◆ **Recorded data**

• • •

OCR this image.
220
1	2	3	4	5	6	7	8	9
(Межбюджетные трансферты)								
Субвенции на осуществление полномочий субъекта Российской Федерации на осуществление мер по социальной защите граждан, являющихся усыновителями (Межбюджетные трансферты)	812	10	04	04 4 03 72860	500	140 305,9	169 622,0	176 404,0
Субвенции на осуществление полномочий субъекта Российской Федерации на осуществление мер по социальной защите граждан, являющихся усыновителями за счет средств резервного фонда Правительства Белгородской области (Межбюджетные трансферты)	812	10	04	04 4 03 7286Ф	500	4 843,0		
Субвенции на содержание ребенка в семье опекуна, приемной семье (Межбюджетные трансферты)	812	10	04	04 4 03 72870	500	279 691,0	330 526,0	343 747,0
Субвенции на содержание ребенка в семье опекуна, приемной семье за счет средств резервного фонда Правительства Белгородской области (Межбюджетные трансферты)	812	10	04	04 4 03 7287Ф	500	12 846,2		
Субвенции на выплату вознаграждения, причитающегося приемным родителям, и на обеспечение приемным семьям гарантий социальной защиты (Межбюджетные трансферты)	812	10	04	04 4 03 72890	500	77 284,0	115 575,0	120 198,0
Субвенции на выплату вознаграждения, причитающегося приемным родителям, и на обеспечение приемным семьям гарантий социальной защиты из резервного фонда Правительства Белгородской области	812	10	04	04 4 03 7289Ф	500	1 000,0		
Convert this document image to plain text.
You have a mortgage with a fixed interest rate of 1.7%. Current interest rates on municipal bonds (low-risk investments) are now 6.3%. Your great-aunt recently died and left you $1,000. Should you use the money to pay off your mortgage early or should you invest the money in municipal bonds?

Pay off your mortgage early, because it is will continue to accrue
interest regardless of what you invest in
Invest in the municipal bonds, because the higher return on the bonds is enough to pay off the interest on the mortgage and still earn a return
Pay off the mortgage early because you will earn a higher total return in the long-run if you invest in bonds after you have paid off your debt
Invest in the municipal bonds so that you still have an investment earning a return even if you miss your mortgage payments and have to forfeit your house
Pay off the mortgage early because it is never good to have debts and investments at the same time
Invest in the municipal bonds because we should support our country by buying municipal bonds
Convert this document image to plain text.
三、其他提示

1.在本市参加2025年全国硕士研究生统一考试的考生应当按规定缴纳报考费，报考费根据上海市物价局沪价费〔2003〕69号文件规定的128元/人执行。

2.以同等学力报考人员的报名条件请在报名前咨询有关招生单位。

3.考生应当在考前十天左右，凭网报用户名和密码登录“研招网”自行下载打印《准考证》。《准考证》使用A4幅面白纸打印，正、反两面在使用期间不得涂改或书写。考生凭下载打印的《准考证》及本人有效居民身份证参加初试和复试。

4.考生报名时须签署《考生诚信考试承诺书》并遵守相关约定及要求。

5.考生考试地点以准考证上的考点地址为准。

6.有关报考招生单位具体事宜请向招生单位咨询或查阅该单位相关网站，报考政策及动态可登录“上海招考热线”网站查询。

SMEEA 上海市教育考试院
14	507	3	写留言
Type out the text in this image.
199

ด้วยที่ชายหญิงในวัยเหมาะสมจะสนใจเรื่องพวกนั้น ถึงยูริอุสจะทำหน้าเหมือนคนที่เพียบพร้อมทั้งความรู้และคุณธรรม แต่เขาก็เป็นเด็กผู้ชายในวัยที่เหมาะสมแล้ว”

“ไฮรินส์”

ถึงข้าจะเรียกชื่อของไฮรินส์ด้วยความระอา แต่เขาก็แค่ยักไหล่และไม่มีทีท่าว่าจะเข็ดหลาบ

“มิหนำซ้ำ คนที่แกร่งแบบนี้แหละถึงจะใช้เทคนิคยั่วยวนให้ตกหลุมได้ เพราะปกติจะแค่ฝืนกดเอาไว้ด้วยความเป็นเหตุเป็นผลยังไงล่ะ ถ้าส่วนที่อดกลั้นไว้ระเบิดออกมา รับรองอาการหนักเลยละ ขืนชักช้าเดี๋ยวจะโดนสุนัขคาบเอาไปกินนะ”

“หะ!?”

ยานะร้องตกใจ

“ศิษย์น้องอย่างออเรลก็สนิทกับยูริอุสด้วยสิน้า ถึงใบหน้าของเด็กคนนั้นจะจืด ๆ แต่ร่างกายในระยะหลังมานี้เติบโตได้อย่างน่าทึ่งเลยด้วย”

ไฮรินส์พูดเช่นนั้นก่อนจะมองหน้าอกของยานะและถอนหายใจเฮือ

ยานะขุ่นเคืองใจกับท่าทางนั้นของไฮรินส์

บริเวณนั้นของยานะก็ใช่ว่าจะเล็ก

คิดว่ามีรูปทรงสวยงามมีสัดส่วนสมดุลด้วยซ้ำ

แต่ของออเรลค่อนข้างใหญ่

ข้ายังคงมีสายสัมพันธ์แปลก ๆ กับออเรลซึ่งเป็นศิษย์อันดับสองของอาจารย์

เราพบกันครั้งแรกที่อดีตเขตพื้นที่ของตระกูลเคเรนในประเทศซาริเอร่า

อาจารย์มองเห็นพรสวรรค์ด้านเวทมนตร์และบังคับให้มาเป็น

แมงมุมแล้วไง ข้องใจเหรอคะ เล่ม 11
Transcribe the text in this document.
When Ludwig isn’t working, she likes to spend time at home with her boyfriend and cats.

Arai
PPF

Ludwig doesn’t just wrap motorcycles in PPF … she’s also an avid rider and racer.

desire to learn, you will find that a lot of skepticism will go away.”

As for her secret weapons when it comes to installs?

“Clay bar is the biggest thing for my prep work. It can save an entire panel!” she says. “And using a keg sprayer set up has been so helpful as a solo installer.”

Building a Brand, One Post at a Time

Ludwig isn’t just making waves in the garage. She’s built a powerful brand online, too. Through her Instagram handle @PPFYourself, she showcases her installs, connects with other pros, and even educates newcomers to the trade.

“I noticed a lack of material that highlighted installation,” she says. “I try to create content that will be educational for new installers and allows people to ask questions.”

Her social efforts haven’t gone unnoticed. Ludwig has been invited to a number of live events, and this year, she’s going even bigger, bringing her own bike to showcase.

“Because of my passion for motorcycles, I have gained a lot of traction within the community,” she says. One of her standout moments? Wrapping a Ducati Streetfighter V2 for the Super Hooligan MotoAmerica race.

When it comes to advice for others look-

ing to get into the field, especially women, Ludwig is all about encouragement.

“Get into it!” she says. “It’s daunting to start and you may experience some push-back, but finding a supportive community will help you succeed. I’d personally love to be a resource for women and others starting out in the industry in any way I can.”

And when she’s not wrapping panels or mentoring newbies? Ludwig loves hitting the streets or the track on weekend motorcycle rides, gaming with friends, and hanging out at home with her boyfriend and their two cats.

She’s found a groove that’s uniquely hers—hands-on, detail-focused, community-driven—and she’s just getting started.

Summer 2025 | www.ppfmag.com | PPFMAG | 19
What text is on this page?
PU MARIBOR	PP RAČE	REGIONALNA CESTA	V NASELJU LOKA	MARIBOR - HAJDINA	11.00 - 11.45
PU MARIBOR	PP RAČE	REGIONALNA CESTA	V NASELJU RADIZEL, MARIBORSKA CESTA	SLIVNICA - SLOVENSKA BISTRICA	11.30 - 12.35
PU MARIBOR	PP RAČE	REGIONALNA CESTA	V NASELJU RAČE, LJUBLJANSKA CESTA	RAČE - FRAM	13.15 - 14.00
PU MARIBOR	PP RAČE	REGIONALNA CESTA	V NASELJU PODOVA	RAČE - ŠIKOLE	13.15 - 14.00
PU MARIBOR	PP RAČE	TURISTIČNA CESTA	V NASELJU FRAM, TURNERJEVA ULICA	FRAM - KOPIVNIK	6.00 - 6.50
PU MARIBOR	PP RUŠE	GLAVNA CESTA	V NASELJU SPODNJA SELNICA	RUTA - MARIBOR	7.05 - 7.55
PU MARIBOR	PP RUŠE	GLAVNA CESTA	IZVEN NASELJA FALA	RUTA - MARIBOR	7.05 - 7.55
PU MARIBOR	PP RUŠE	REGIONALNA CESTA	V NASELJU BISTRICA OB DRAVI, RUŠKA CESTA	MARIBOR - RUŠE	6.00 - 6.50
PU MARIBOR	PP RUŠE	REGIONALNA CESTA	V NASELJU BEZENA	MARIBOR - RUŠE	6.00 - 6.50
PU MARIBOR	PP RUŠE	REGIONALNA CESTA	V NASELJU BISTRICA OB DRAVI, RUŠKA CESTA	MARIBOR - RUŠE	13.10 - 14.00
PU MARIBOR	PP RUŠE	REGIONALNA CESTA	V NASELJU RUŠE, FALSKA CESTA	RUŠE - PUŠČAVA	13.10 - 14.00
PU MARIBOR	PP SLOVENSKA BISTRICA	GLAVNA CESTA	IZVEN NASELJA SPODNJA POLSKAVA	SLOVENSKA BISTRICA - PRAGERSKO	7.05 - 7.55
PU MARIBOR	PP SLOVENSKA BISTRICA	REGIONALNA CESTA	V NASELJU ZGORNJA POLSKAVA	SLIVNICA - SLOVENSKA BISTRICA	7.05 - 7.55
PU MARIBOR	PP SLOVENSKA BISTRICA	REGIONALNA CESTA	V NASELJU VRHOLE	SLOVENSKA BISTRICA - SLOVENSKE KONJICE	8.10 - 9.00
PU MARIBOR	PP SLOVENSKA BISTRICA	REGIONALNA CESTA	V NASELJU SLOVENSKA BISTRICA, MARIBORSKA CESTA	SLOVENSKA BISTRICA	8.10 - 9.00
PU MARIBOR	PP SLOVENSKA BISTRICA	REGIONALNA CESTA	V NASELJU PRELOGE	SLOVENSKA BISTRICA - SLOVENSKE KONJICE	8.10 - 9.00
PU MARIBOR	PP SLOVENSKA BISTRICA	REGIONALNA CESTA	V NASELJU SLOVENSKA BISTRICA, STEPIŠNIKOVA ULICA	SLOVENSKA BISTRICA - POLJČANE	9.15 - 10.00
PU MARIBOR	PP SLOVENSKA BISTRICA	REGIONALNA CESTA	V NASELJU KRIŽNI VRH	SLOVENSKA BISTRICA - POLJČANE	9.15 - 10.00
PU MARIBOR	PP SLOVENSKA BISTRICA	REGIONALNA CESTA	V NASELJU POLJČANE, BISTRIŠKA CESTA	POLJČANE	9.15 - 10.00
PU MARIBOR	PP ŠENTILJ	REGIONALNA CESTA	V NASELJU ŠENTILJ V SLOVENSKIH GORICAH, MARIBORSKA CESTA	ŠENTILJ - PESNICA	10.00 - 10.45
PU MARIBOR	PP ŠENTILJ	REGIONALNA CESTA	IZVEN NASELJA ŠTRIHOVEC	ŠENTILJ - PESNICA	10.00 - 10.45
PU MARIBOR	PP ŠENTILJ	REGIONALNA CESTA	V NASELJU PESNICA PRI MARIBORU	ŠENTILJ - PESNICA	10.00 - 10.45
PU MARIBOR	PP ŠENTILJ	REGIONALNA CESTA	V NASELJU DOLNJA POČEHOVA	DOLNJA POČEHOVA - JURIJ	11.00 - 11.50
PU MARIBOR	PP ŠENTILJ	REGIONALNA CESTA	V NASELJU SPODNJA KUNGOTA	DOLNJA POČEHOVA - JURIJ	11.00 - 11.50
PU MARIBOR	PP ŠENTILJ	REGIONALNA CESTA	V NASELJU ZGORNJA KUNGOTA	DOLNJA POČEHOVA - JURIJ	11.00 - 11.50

• • •

◆ **TASK INSTRUCTIONS**
From the records above, copy every line that holds the word "GLAVNA".

◆ **WRITTEN ANSWER**
PU MARIBOR	PP RUŠE	GLAVNA CESTA	V NASELJU SPODNJA SELNICA	RUTA - MARIBOR	7.05 - 7.55
PU MARIBOR	PP RUŠE	GLAVNA CESTA	IZVEN NASELJA FALA	RUTA - MARIBOR	7.05 - 7.55
PU MARIBOR	PP SLOVENSKA BISTRICA	GLAVNA CESTA	IZVEN NASELJA SPODNJA POLSKAVA	SLOVENSKA BISTRICA - PRAGERSKO	7.05 - 7.55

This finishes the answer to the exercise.